The Department of Energy may not release a master plan for new Hanford contracts for a few months longer, according to information provided at a virtual question-and-answer session about Hanford environmental cleanup.
The new contracting strategy is expected to shape the way work that will cost taxpayers billions of dollars is divided up at the nuclear reservation and which companies will employ more than 6,000 Hanford workers over the next decade.
The contracting strategy was expected to be released in January, with a draft request for bids later this year, DOE said in fall 2016.
A question about the new contracts was among the several dozen that DOE and regulator officials answered Wednesday.
Doug Shoop, manager of the DOE Hanford Richland Operations Office, said Hanford officials are working with the office of the new energy secretary to release the strategy in the next several months.
All three major cleanup contracts — tank waste, central Hanford and sitewide support — expire in 2018 or 2019. The new strategy also is expected to include some smaller contracts, including for workers’ compensation administration.
“In theory, all should be in place by 2019,” Shoop said.

**Tasks and exercises:**
- a) Answer these questions from the article on Hanford contracts:
(i) How many Hanford workers will the companies employ over the next decade?
(ii) What position does Doug Shoop hold?
(iii) What are the three major cleanup contracts?
- b) Decide whether each statement agrees with the article on Hanford contracts. Answer yes or no and quote the words that decide it.
(i) In fall 2016, DOE expected the contracting strategy to be released in January.
(ii) The question-and-answer session took place in person.
(iii) All three major cleanup contracts expire in 2020.

**Dataset:**
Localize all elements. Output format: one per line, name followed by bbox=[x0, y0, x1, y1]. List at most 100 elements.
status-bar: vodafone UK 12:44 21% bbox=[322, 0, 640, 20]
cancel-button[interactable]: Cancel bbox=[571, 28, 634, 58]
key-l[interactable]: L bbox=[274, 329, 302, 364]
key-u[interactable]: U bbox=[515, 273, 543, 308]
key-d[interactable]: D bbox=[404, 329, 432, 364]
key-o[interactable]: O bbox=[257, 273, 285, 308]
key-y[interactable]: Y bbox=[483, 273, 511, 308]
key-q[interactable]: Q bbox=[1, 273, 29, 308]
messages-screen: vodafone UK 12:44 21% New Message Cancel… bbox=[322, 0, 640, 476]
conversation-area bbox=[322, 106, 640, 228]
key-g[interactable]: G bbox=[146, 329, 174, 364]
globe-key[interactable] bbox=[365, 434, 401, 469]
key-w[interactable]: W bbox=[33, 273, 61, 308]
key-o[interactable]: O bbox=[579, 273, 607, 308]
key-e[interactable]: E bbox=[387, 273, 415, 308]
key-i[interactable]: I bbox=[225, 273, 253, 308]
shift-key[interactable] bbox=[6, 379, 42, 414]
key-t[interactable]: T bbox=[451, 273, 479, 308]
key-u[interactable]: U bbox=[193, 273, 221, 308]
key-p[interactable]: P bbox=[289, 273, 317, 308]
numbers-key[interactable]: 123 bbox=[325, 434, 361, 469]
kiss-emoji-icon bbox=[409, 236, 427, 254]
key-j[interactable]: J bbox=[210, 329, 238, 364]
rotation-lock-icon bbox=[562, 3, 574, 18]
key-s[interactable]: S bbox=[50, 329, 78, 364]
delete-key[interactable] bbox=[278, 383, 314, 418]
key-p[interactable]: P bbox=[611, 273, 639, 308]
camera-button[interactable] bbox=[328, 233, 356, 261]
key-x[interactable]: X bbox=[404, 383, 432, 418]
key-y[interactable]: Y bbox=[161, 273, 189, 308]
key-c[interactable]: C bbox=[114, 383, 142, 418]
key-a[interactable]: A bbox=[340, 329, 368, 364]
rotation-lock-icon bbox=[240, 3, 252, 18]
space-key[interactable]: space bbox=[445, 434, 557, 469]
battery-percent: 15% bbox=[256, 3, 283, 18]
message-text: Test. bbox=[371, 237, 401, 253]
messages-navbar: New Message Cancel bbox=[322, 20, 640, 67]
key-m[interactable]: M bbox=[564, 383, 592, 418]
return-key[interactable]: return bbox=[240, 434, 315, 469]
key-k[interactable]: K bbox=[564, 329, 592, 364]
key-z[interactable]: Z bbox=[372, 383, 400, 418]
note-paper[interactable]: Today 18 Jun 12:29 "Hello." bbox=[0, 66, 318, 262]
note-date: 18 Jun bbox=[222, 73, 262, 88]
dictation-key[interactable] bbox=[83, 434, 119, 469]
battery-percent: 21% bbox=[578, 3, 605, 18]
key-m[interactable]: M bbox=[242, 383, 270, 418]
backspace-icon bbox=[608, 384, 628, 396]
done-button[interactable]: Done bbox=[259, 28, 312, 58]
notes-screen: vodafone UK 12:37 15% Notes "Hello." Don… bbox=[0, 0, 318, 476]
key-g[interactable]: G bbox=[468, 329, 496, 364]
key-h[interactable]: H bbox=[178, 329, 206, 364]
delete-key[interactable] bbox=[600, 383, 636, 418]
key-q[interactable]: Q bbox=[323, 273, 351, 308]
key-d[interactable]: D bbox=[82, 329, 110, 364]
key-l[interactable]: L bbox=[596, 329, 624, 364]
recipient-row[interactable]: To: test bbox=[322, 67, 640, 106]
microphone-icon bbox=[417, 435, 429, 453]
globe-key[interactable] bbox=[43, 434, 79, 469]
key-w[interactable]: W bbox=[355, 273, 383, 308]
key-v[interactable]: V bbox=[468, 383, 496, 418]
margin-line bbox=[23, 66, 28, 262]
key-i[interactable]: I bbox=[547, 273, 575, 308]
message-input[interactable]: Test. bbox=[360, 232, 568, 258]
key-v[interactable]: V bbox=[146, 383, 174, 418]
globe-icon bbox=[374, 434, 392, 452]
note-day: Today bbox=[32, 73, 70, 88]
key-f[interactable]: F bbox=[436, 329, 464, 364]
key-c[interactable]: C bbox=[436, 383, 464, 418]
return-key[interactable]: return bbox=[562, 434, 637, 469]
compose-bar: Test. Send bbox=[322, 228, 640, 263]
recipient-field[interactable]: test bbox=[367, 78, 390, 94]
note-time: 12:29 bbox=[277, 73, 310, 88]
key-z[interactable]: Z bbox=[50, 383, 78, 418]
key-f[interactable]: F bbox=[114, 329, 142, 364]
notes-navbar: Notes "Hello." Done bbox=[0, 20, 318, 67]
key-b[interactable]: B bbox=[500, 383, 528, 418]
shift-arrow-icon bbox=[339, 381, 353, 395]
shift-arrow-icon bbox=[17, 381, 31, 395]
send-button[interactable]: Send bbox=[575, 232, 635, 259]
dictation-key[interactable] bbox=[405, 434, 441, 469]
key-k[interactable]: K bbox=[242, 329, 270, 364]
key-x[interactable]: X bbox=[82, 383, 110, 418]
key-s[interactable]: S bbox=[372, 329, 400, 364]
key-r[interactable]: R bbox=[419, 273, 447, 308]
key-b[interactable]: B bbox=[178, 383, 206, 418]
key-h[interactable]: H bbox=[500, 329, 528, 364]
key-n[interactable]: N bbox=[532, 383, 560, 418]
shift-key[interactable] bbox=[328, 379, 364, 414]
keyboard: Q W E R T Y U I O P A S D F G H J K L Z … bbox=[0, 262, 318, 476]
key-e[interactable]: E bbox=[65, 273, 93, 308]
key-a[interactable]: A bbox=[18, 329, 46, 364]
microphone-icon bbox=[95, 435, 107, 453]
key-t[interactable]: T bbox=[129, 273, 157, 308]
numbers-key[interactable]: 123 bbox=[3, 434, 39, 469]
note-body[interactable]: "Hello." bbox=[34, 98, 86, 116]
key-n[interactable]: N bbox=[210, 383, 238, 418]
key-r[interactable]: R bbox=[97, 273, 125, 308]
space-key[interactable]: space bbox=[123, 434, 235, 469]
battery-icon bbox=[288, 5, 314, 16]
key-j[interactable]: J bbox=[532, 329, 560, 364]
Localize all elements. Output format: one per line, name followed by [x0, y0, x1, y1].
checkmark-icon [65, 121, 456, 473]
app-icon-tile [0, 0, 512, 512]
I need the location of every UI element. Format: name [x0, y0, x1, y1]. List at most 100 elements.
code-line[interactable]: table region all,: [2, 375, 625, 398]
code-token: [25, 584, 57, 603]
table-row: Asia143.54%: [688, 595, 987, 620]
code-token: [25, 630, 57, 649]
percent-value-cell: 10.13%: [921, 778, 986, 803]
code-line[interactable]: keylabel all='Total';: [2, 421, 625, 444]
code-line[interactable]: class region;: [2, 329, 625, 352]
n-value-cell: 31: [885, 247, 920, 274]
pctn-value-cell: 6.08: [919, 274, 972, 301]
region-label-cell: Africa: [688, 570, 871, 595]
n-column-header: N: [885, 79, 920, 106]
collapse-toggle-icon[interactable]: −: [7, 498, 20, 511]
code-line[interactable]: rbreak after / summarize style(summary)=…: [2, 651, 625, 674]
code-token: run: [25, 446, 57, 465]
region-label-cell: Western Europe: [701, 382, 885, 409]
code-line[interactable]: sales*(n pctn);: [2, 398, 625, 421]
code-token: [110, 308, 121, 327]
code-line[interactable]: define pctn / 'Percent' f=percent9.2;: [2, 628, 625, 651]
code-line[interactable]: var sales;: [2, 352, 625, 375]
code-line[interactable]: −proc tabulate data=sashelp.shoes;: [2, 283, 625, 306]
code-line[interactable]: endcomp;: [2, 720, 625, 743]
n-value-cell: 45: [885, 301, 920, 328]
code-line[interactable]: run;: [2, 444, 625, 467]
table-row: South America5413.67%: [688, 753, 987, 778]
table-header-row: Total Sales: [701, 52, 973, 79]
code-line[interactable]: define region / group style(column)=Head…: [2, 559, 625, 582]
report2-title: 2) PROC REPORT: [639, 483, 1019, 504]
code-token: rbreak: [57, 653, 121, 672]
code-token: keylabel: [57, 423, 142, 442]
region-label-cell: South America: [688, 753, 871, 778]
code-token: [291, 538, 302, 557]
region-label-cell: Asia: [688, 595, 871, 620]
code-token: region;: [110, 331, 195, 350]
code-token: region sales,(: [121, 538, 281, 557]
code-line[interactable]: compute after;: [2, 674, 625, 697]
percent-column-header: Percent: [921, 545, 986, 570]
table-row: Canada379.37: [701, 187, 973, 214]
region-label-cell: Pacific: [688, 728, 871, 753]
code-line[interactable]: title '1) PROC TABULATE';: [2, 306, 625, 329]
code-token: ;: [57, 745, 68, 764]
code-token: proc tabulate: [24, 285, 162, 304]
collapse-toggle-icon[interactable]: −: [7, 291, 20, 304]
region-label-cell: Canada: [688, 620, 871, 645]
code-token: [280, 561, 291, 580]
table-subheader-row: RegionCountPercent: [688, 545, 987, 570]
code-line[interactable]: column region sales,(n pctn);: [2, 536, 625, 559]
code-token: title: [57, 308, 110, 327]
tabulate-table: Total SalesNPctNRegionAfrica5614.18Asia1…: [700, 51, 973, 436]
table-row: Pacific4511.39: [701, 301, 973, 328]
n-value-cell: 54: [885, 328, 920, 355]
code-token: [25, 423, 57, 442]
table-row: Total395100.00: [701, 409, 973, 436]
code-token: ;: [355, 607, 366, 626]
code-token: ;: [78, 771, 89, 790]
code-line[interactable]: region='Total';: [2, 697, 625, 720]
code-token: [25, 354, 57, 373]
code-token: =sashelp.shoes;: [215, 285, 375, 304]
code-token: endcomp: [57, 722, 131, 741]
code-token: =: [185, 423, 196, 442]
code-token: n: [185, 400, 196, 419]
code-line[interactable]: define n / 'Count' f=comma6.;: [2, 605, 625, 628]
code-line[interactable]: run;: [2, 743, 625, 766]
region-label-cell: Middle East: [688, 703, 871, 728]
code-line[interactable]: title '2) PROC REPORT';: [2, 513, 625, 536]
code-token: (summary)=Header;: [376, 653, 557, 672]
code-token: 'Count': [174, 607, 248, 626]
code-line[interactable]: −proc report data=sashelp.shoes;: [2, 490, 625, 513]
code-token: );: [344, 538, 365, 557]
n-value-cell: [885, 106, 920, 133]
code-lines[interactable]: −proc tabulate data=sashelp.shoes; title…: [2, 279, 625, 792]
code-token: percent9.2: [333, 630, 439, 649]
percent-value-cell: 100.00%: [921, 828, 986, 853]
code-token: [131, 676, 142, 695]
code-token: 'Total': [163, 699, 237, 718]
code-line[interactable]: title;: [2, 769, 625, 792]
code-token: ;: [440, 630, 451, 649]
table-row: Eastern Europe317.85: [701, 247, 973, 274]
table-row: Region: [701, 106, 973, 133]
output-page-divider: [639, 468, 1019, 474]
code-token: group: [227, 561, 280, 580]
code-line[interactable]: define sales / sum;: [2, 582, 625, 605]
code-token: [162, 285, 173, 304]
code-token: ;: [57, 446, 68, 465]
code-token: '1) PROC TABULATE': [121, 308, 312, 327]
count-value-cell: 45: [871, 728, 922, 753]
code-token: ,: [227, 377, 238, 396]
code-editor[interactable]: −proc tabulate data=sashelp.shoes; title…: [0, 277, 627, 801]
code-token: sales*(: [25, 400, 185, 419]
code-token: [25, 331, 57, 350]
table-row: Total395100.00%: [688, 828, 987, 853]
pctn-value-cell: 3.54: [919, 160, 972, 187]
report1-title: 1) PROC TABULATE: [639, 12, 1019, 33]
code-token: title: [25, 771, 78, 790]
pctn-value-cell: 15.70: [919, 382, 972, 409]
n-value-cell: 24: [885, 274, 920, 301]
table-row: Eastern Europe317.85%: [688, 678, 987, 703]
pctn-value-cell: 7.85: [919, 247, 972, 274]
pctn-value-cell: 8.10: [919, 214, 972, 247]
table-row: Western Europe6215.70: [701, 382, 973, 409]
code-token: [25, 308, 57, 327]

**Exercise solutions:**
- a)
(i) More than 6,000
(ii) Manager of the DOE Hanford Richland Operations Office
(iii) Tank waste, central Hanford and sitewide support

- b)
(i) Yes: "The contracting strategy was expected to be released in January, with a draft request for bids later this year, DOE said in fall 2016."
(ii) No: "a virtual question-and-answer session"
(iii) No: "expire in 2018 or 2019"